**Instructions for the task**
Count every line that has the word "efficient" in it; give no more than the number.

**Dataset records**
____
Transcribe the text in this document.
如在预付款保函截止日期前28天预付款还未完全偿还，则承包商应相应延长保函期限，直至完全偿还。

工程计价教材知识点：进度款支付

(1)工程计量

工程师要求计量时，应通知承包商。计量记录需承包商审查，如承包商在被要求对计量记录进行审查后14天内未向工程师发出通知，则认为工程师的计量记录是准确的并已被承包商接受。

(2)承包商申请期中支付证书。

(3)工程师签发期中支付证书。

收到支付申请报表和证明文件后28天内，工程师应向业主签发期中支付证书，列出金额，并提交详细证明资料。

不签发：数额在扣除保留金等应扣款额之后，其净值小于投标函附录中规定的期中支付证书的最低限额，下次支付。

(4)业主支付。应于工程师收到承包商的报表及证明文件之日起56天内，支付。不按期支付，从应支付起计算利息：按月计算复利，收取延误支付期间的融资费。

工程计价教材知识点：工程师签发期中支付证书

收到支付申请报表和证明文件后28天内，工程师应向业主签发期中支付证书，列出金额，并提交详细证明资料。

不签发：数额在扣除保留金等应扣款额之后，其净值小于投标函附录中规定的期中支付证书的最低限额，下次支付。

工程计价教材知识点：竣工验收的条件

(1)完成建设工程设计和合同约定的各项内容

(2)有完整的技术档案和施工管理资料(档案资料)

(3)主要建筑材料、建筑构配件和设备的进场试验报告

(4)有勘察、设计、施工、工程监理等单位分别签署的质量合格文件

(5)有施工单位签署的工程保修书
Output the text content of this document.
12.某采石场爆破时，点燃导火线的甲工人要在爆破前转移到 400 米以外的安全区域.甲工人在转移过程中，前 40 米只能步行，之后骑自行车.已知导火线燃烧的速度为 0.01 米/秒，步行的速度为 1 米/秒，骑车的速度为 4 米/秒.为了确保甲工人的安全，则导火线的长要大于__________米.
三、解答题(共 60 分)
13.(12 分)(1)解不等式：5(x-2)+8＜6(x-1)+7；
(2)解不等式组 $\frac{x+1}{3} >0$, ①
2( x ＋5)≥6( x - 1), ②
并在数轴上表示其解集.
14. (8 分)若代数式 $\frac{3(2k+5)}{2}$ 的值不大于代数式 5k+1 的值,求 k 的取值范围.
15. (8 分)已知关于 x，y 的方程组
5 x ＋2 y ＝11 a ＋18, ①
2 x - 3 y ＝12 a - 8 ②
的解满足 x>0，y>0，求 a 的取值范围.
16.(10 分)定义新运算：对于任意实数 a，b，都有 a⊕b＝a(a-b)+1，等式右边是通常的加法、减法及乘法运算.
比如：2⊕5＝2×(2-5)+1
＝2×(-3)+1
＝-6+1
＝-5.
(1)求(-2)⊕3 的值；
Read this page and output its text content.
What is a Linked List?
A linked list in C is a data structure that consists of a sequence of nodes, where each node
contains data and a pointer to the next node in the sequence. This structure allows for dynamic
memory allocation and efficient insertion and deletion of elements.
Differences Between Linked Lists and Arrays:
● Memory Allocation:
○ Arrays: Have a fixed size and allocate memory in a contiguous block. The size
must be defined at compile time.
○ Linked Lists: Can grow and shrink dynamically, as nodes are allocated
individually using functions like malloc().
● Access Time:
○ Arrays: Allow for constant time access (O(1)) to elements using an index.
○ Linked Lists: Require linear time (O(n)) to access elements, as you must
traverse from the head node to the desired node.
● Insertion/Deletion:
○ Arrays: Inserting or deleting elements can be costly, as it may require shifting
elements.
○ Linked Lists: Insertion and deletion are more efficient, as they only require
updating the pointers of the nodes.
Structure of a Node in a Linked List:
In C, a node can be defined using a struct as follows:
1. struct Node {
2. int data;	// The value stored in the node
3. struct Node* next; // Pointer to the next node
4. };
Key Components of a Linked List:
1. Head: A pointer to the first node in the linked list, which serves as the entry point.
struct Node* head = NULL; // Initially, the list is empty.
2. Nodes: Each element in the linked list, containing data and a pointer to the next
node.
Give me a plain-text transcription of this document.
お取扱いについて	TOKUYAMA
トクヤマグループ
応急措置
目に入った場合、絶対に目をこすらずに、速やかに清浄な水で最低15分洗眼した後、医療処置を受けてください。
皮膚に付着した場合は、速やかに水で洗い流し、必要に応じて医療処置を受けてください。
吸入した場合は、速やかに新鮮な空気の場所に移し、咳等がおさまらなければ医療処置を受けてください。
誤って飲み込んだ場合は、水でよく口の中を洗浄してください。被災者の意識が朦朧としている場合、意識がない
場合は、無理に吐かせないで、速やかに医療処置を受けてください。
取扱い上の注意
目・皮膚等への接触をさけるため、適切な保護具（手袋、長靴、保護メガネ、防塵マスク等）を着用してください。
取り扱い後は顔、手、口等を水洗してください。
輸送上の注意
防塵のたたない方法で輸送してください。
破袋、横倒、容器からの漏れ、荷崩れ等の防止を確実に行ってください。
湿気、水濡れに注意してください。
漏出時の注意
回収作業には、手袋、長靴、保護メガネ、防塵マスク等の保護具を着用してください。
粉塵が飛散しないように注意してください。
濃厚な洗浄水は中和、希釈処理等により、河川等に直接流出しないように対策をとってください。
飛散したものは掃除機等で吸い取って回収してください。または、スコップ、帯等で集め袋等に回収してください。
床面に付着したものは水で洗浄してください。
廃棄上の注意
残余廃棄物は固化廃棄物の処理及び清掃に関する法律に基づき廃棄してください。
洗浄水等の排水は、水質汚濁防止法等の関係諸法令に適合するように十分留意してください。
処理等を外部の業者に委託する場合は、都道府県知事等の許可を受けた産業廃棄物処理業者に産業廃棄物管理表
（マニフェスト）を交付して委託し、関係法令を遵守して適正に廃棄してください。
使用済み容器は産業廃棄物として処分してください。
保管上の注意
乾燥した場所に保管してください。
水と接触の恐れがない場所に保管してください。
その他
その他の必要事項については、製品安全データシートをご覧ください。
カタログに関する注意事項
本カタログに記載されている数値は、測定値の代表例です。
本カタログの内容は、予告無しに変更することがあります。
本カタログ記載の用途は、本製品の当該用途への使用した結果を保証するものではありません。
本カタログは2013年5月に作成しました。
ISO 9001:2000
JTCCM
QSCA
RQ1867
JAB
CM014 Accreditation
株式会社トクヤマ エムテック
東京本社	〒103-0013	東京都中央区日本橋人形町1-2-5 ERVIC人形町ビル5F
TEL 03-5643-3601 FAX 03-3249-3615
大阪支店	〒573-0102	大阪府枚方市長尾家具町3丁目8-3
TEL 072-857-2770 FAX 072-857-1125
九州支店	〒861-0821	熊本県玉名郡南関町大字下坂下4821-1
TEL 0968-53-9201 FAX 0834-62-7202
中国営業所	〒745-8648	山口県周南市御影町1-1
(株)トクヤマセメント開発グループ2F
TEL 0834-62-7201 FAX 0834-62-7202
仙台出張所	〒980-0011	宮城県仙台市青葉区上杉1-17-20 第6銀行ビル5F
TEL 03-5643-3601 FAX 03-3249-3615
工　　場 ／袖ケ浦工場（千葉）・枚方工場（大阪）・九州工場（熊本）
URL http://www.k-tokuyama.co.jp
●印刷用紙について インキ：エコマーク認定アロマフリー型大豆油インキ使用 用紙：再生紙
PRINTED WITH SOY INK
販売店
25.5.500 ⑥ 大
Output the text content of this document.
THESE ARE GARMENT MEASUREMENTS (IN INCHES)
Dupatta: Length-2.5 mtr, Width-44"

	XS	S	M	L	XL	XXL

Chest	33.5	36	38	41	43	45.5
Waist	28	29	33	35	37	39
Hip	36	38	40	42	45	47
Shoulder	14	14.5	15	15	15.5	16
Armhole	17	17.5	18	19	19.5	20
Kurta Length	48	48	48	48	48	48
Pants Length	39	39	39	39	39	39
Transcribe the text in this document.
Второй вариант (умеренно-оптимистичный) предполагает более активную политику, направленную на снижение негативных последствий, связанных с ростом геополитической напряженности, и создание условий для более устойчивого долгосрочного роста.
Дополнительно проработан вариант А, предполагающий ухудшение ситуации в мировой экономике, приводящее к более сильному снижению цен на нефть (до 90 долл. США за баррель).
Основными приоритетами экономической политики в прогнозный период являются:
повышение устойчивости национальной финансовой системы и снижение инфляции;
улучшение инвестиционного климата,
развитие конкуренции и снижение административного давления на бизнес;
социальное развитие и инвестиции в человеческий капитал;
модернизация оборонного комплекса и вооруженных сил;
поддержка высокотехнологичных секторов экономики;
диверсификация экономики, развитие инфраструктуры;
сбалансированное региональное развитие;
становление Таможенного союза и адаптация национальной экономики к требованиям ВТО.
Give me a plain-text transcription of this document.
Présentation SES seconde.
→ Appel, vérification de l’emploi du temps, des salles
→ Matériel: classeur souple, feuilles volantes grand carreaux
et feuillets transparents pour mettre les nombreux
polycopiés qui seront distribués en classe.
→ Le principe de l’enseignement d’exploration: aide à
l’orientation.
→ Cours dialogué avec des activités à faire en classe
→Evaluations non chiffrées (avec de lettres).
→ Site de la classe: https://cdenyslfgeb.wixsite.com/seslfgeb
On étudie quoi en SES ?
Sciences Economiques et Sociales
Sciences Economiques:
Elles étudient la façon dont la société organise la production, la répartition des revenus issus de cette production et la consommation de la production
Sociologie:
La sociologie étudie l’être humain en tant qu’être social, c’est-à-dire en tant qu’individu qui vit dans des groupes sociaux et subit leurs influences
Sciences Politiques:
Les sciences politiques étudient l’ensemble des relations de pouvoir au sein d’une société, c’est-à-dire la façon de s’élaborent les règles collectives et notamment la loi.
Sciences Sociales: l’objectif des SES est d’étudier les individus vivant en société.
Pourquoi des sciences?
____
**Expected answer**
2